== PROVIDED RECORDS ==

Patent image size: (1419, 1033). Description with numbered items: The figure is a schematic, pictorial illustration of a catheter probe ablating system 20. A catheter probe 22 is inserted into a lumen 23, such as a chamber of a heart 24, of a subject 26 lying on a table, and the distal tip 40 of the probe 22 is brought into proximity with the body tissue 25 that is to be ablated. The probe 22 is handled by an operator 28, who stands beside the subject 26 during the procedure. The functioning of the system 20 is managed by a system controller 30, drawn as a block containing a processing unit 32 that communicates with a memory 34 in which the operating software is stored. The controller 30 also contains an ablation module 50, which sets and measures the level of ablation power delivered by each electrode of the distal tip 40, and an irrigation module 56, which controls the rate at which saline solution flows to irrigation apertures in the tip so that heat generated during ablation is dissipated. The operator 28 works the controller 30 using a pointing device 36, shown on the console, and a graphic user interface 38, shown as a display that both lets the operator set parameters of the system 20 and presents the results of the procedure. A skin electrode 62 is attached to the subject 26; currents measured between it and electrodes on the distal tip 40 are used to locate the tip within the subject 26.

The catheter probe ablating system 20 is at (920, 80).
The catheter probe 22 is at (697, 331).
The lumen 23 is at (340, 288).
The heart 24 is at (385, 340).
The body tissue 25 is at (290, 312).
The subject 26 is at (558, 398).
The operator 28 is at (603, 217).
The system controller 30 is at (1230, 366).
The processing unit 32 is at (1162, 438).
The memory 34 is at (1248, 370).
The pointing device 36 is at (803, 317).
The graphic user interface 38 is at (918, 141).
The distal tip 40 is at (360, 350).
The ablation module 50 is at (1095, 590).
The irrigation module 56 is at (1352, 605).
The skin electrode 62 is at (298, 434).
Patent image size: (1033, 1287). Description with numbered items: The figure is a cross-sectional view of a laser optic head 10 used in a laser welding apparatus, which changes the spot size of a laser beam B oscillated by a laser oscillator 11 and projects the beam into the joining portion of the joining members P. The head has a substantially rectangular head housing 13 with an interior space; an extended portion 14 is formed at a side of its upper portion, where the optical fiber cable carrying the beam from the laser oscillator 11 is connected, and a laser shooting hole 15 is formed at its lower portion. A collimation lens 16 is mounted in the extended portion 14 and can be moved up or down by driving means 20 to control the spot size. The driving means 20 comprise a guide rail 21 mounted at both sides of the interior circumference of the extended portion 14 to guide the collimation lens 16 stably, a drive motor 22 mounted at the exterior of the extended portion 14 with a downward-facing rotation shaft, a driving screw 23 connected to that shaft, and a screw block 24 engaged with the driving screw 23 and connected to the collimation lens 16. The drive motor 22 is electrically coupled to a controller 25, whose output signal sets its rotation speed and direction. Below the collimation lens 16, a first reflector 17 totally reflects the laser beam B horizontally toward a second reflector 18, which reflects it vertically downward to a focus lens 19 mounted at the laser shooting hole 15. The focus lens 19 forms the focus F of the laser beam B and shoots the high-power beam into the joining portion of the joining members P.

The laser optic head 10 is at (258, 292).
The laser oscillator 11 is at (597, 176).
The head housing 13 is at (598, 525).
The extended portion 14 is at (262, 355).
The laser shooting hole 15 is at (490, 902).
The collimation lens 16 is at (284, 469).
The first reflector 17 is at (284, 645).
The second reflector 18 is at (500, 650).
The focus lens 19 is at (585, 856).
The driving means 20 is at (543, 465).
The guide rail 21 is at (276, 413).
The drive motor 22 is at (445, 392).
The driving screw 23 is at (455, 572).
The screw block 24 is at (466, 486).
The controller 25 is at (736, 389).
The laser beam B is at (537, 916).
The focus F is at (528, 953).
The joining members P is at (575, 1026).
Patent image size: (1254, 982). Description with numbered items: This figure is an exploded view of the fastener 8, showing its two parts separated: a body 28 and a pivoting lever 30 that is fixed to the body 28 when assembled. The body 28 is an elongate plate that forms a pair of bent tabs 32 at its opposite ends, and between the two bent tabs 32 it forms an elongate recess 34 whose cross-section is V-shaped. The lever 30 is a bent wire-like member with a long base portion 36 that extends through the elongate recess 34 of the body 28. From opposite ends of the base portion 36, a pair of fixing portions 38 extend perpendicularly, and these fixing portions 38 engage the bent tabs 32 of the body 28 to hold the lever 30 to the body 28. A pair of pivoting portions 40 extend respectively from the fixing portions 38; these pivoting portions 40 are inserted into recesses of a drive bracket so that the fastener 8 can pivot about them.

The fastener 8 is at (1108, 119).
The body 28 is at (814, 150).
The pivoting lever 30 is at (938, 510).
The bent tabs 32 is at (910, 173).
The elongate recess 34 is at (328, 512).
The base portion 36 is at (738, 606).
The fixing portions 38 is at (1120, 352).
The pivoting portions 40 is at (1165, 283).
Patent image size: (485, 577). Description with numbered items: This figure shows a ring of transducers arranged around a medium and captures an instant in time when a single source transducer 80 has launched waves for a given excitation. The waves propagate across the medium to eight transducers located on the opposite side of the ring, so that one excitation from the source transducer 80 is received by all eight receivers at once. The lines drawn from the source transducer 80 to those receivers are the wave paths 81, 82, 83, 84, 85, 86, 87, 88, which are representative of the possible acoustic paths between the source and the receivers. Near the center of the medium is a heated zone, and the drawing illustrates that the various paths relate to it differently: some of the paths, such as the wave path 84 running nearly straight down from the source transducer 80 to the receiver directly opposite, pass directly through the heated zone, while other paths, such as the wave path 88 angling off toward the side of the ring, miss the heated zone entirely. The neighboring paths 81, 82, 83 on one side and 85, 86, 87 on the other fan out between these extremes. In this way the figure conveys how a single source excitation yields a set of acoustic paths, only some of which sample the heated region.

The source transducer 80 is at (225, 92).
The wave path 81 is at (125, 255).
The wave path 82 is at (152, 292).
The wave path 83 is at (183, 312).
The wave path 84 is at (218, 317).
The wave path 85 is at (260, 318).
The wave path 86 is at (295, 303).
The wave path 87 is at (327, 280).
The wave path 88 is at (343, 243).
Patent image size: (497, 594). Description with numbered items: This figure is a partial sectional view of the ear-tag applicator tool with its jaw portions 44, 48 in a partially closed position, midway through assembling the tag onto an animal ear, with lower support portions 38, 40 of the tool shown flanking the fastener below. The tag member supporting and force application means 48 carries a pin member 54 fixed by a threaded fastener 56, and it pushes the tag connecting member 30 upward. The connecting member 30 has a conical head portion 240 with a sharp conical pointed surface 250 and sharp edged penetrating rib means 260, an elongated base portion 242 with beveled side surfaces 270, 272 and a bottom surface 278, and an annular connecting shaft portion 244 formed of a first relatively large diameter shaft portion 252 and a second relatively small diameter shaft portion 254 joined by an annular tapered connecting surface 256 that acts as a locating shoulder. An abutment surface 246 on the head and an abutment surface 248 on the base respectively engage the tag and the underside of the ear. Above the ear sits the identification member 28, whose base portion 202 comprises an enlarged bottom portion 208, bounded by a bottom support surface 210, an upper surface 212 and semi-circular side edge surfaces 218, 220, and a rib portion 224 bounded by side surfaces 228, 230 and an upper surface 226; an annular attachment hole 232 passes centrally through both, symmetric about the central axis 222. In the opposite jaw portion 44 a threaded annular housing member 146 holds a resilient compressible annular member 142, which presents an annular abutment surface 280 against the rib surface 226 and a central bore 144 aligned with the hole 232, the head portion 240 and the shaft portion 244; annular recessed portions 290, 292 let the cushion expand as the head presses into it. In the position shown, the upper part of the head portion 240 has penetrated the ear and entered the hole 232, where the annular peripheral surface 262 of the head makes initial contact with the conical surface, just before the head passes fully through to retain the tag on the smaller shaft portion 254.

===

WRITTEN REQUEST — Rewrite every line of the rows above as a single numbered list, leaving out the blank lines.

FULL RESPONSE —
1. Patent image size: (1419, 1033). Description with numbered items: The figure is a schematic, pictorial illustration of a catheter probe ablating system 20. A catheter probe 22 is inserted into a lumen 23, such as a chamber of a heart 24, of a subject 26 lying on a table, and the distal tip 40 of the probe 22 is brought into proximity with the body tissue 25 that is to be ablated. The probe 22 is handled by an operator 28, who stands beside the subject 26 during the procedure. The functioning of the system 20 is managed by a system controller 30, drawn as a block containing a processing unit 32 that communicates with a memory 34 in which the operating software is stored. The controller 30 also contains an ablation module 50, which sets and measures the level of ablation power delivered by each electrode of the distal tip 40, and an irrigation module 56, which controls the rate at which saline solution flows to irrigation apertures in the tip so that heat generated during ablation is dissipated. The operator 28 works the controller 30 using a pointing device 36, shown on the console, and a graphic user interface 38, shown as a display that both lets the operator set parameters of the system 20 and presents the results of the procedure. A skin electrode 62 is attached to the subject 26; currents measured between it and electrodes on the distal tip 40 are used to locate the tip within the subject 26.
2. The catheter probe ablating system 20 is at (920, 80).
3. The catheter probe 22 is at (697, 331).
4. The lumen 23 is at (340, 288).
5. The heart 24 is at (385, 340).
6. The body tissue 25 is at (290, 312).
7. The subject 26 is at (558, 398).
8. The operator 28 is at (603, 217).
9. The system controller 30 is at (1230, 366).
10. The processing unit 32 is at (1162, 438).
11. The memory 34 is at (1248, 370).
12. The pointing device 36 is at (803, 317).
13. The graphic user interface 38 is at (918, 141).
14. The distal tip 40 is at (360, 350).
15. The ablation module 50 is at (1095, 590).
16. The irrigation module 56 is at (1352, 605).
17. The skin electrode 62 is at (298, 434).
18. Patent image size: (1033, 1287). Description with numbered items: The figure is a cross-sectional view of a laser optic head 10 used in a laser welding apparatus, which changes the spot size of a laser beam B oscillated by a laser oscillator 11 and projects the beam into the joining portion of the joining members P. The head has a substantially rectangular head housing 13 with an interior space; an extended portion 14 is formed at a side of its upper portion, where the optical fiber cable carrying the beam from the laser oscillator 11 is connected, and a laser shooting hole 15 is formed at its lower portion. A collimation lens 16 is mounted in the extended portion 14 and can be moved up or down by driving means 20 to control the spot size. The driving means 20 comprise a guide rail 21 mounted at both sides of the interior circumference of the extended portion 14 to guide the collimation lens 16 stably, a drive motor 22 mounted at the exterior of the extended portion 14 with a downward-facing rotation shaft, a driving screw 23 connected to that shaft, and a screw block 24 engaged with the driving screw 23 and connected to the collimation lens 16. The drive motor 22 is electrically coupled to a controller 25, whose output signal sets its rotation speed and direction. Below the collimation lens 16, a first reflector 17 totally reflects the laser beam B horizontally toward a second reflector 18, which reflects it vertically downward to a focus lens 19 mounted at the laser shooting hole 15. The focus lens 19 forms the focus F of the laser beam B and shoots the high-power beam into the joining portion of the joining members P.
19. The laser optic head 10 is at (258, 292).
20. The laser oscillator 11 is at (597, 176).
21. The head housing 13 is at (598, 525).
22. The extended portion 14 is at (262, 355).
23. The laser shooting hole 15 is at (490, 902).
24. The collimation lens 16 is at (284, 469).
25. The first reflector 17 is at (284, 645).
26. The second reflector 18 is at (500, 650).
27. The focus lens 19 is at (585, 856).
28. The driving means 20 is at (543, 465).
29. The guide rail 21 is at (276, 413).
30. The drive motor 22 is at (445, 392).
31. The driving screw 23 is at (455, 572).
32. The screw block 24 is at (466, 486).
33. The controller 25 is at (736, 389).
34. The laser beam B is at (537, 916).
35. The focus F is at (528, 953).
36. The joining members P is at (575, 1026).
37. Patent image size: (1254, 982). Description with numbered items: This figure is an exploded view of the fastener 8, showing its two parts separated: a body 28 and a pivoting lever 30 that is fixed to the body 28 when assembled. The body 28 is an elongate plate that forms a pair of bent tabs 32 at its opposite ends, and between the two bent tabs 32 it forms an elongate recess 34 whose cross-section is V-shaped. The lever 30 is a bent wire-like member with a long base portion 36 that extends through the elongate recess 34 of the body 28. From opposite ends of the base portion 36, a pair of fixing portions 38 extend perpendicularly, and these fixing portions 38 engage the bent tabs 32 of the body 28 to hold the lever 30 to the body 28. A pair of pivoting portions 40 extend respectively from the fixing portions 38; these pivoting portions 40 are inserted into recesses of a drive bracket so that the fastener 8 can pivot about them.
38. The fastener 8 is at (1108, 119).
39. The body 28 is at (814, 150).
40. The pivoting lever 30 is at (938, 510).
41. The bent tabs 32 is at (910, 173).
42. The elongate recess 34 is at (328, 512).
43. The base portion 36 is at (738, 606).
44. The fixing portions 38 is at (1120, 352).
45. The pivoting portions 40 is at (1165, 283).
46. Patent image size: (485, 577). Description with numbered items: This figure shows a ring of transducers arranged around a medium and captures an instant in time when a single source transducer 80 has launched waves for a given excitation. The waves propagate across the medium to eight transducers located on the opposite side of the ring, so that one excitation from the source transducer 80 is received by all eight receivers at once. The lines drawn from the source transducer 80 to those receivers are the wave paths 81, 82, 83, 84, 85, 86, 87, 88, which are representative of the possible acoustic paths between the source and the receivers. Near the center of the medium is a heated zone, and the drawing illustrates that the various paths relate to it differently: some of the paths, such as the wave path 84 running nearly straight down from the source transducer 80 to the receiver directly opposite, pass directly through the heated zone, while other paths, such as the wave path 88 angling off toward the side of the ring, miss the heated zone entirely. The neighboring paths 81, 82, 83 on one side and 85, 86, 87 on the other fan out between these extremes. In this way the figure conveys how a single source excitation yields a set of acoustic paths, only some of which sample the heated region.
47. The source transducer 80 is at (225, 92).
48. The wave path 81 is at (125, 255).
49. The wave path 82 is at (152, 292).
50. The wave path 83 is at (183, 312).
51. The wave path 84 is at (218, 317).
52. The wave path 85 is at (260, 318).
53. The wave path 86 is at (295, 303).
54. The wave path 87 is at (327, 280).
55. The wave path 88 is at (343, 243).
56. Patent image size: (497, 594). Description with numbered items: This figure is a partial sectional view of the ear-tag applicator tool with its jaw portions 44, 48 in a partially closed position, midway through assembling the tag onto an animal ear, with lower support portions 38, 40 of the tool shown flanking the fastener below. The tag member supporting and force application means 48 carries a pin member 54 fixed by a threaded fastener 56, and it pushes the tag connecting member 30 upward. The connecting member 30 has a conical head portion 240 with a sharp conical pointed surface 250 and sharp edged penetrating rib means 260, an elongated base portion 242 with beveled side surfaces 270, 272 and a bottom surface 278, and an annular connecting shaft portion 244 formed of a first relatively large diameter shaft portion 252 and a second relatively small diameter shaft portion 254 joined by an annular tapered connecting surface 256 that acts as a locating shoulder. An abutment surface 246 on the head and an abutment surface 248 on the base respectively engage the tag and the underside of the ear. Above the ear sits the identification member 28, whose base portion 202 comprises an enlarged bottom portion 208, bounded by a bottom support surface 210, an upper surface 212 and semi-circular side edge surfaces 218, 220, and a rib portion 224 bounded by side surfaces 228, 230 and an upper surface 226; an annular attachment hole 232 passes centrally through both, symmetric about the central axis 222. In the opposite jaw portion 44 a threaded annular housing member 146 holds a resilient compressible annular member 142, which presents an annular abutment surface 280 against the rib surface 226 and a central bore 144 aligned with the hole 232, the head portion 240 and the shaft portion 244; annular recessed portions 290, 292 let the cushion expand as the head presses into it. In the position shown, the upper part of the head portion 240 has penetrated the ear and entered the hole 232, where the annular peripheral surface 262 of the head makes initial contact with the conical surface, just before the head passes fully through to retain the tag on the smaller shaft portion 254.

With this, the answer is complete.